DIRECTIONS FOR THIS TASK: Quote the records below in full, exactly as given, with the images taken out.

EXTRACTED INFORMATION:
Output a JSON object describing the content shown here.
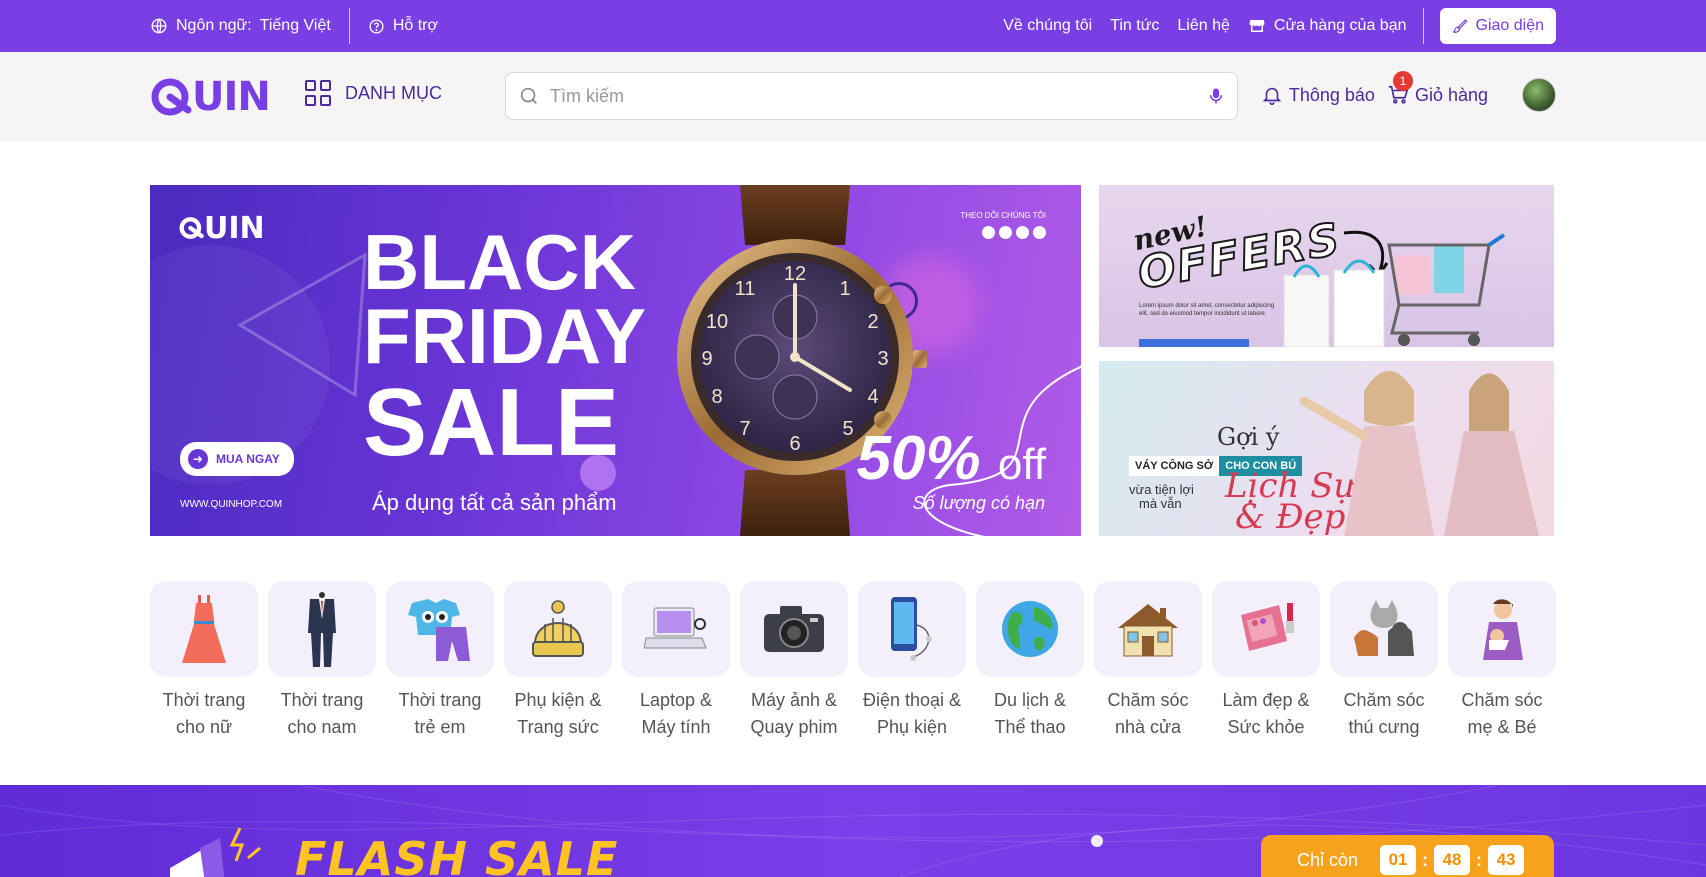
{
  "topbar": {
    "language_label": "Ngôn ngữ:",
    "language_value": "Tiếng Việt",
    "support": "Hỗ trợ",
    "about": "Về chúng tôi",
    "news": "Tin tức",
    "contact": "Liên hệ",
    "your_store": "Cửa hàng của bạn",
    "theme_button": "Giao diện"
  },
  "header": {
    "logo": "UIN",
    "category_label": "DANH MỤC",
    "search_placeholder": "Tìm kiếm",
    "notifications": "Thông báo",
    "cart": "Giỏ hàng",
    "cart_count": "1"
  },
  "banner_main": {
    "logo": "UIN",
    "title_line1": "BLACK",
    "title_line2": "FRIDAY",
    "title_line3": "SALE",
    "subtitle": "Áp dụng tất cả sản phẩm",
    "cta": "MUA NGAY",
    "url": "WWW.QUINHOP.COM",
    "follow": "THEO DÕI CHÚNG TÔI",
    "discount": "50%",
    "discount_suffix": "off",
    "limited": "Số lượng có hạn"
  },
  "banner_offers": {
    "new": "new!",
    "offers": "OFFERS",
    "lorem": "Lorem ipsum dolor sit amet, consectetur adipiscing elit, sed do eiusmod tempor incididunt ut labore."
  },
  "banner_fashion": {
    "title": "Gợi ý",
    "tag1": "VÁY CÔNG SỞ",
    "tag2": "CHO CON BÚ",
    "line1": "vừa tiện lợi",
    "line2": "mà vẫn",
    "script1": "Lịch Sự",
    "script2": "& Đẹp"
  },
  "categories": [
    {
      "line1": "Thời trang",
      "line2": "cho nữ",
      "icon": "dress-icon"
    },
    {
      "line1": "Thời trang",
      "line2": "cho nam",
      "icon": "suit-icon"
    },
    {
      "line1": "Thời trang",
      "line2": "trẻ em",
      "icon": "kids-clothes-icon"
    },
    {
      "line1": "Phụ kiện &",
      "line2": "Trang sức",
      "icon": "beanie-icon"
    },
    {
      "line1": "Laptop &",
      "line2": "Máy tính",
      "icon": "laptop-icon"
    },
    {
      "line1": "Máy ảnh &",
      "line2": "Quay phim",
      "icon": "camera-icon"
    },
    {
      "line1": "Điện thoại &",
      "line2": "Phụ kiện",
      "icon": "phone-icon"
    },
    {
      "line1": "Du lịch &",
      "line2": "Thể thao",
      "icon": "globe-icon"
    },
    {
      "line1": "Chăm sóc",
      "line2": "nhà cửa",
      "icon": "house-icon"
    },
    {
      "line1": "Làm đẹp &",
      "line2": "Sức khỏe",
      "icon": "makeup-icon"
    },
    {
      "line1": "Chăm sóc",
      "line2": "thú cưng",
      "icon": "pets-icon"
    },
    {
      "line1": "Chăm sóc",
      "line2": "mẹ & Bé",
      "icon": "mother-baby-icon"
    }
  ],
  "flash_sale": {
    "title": "FLASH SALE",
    "remaining_label": "Chỉ còn",
    "hours": "01",
    "minutes": "48",
    "seconds": "43"
  },
  "colors": {
    "primary": "#7a3fe4",
    "accent_orange": "#f7a21b",
    "flash_yellow": "#ffc423",
    "badge_red": "#e53935"
  }
}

SOLUTION TO THIS EXERCISE:
Output a JSON object describing the content shown here.
{
  "topbar": {
    "language_label": "Ngôn ngữ:",
    "language_value": "Tiếng Việt",
    "support": "Hỗ trợ",
    "about": "Về chúng tôi",
    "news": "Tin tức",
    "contact": "Liên hệ",
    "your_store": "Cửa hàng của bạn",
    "theme_button": "Giao diện"
  },
  "header": {
    "logo": "UIN",
    "category_label": "DANH MỤC",
    "search_placeholder": "Tìm kiếm",
    "notifications": "Thông báo",
    "cart": "Giỏ hàng",
    "cart_count": "1"
  },
  "banner_main": {
    "logo": "UIN",
    "title_line1": "BLACK",
    "title_line2": "FRIDAY",
    "title_line3": "SALE",
    "subtitle": "Áp dụng tất cả sản phẩm",
    "cta": "MUA NGAY",
    "url": "WWW.QUINHOP.COM",
    "follow": "THEO DÕI CHÚNG TÔI",
    "discount": "50%",
    "discount_suffix": "off",
    "limited": "Số lượng có hạn"
  },
  "banner_offers": {
    "new": "new!",
    "offers": "OFFERS",
    "lorem": "Lorem ipsum dolor sit amet, consectetur adipiscing elit, sed do eiusmod tempor incididunt ut labore."
  },
  "banner_fashion": {
    "title": "Gợi ý",
    "tag1": "VÁY CÔNG SỞ",
    "tag2": "CHO CON BÚ",
    "line1": "vừa tiện lợi",
    "line2": "mà vẫn",
    "script1": "Lịch Sự",
    "script2": "& Đẹp"
  },
  "categories": [
    {
      "line1": "Thời trang",
      "line2": "cho nữ",
      "icon": "dress-icon"
    },
    {
      "line1": "Thời trang",
      "line2": "cho nam",
      "icon": "suit-icon"
    },
    {
      "line1": "Thời trang",
      "line2": "trẻ em",
      "icon": "kids-clothes-icon"
    },
    {
      "line1": "Phụ kiện &",
      "line2": "Trang sức",
      "icon": "beanie-icon"
    },
    {
      "line1": "Laptop &",
      "line2": "Máy tính",
      "icon": "laptop-icon"
    },
    {
      "line1": "Máy ảnh &",
      "line2": "Quay phim",
      "icon": "camera-icon"
    },
    {
      "line1": "Điện thoại &",
      "line2": "Phụ kiện",
      "icon": "phone-icon"
    },
    {
      "line1": "Du lịch &",
      "line2": "Thể thao",
      "icon": "globe-icon"
    },
    {
      "line1": "Chăm sóc",
      "line2": "nhà cửa",
      "icon": "house-icon"
    },
    {
      "line1": "Làm đẹp &",
      "line2": "Sức khỏe",
      "icon": "makeup-icon"
    },
    {
      "line1": "Chăm sóc",
      "line2": "thú cưng",
      "icon": "pets-icon"
    },
    {
      "line1": "Chăm sóc",
      "line2": "mẹ & Bé",
      "icon": "mother-baby-icon"
    }
  ],
  "flash_sale": {
    "title": "FLASH SALE",
    "remaining_label": "Chỉ còn",
    "hours": "01",
    "minutes": "48",
    "seconds": "43"
  },
  "colors": {
    "primary": "#7a3fe4",
    "accent_orange": "#f7a21b",
    "flash_yellow": "#ffc423",
    "badge_red": "#e53935"
  }
}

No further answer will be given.